[Lines of data]
--- Start ---

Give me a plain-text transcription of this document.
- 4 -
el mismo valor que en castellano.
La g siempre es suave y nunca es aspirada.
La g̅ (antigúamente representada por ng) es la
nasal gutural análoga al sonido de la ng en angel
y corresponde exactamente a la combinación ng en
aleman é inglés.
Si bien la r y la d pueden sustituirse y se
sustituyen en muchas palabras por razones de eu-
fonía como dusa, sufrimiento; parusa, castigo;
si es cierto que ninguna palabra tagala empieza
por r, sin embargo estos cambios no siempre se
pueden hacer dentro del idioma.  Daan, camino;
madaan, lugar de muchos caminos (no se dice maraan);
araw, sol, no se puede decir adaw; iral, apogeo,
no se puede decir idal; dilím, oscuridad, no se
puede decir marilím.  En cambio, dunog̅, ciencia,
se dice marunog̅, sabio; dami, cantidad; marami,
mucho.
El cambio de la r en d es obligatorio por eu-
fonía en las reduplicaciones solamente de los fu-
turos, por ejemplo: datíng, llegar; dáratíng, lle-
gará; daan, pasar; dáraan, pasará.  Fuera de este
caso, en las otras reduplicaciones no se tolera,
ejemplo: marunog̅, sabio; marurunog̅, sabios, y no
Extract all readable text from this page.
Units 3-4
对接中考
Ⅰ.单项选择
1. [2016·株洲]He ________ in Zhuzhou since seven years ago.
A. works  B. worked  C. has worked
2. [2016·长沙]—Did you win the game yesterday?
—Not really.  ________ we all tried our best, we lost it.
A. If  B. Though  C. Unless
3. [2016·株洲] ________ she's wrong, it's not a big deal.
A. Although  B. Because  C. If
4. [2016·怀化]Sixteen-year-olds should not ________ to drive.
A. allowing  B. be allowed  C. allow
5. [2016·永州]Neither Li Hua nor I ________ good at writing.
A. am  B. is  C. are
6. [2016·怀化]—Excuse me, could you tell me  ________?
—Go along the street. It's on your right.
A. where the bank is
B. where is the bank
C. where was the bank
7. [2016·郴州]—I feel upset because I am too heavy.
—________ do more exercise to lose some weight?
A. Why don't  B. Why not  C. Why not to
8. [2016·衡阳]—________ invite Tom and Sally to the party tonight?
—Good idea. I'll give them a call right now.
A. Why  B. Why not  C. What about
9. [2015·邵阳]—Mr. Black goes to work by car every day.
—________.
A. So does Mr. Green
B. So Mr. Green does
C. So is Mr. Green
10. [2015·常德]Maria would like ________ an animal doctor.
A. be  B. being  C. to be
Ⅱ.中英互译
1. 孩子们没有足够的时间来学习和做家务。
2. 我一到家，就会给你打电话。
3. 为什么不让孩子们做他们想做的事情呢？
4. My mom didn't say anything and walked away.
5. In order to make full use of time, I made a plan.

--- End ---

[What you are asked to do]: Give solely the number of lines in the data that contain the string "pueden".

[Solution to this problem]: 2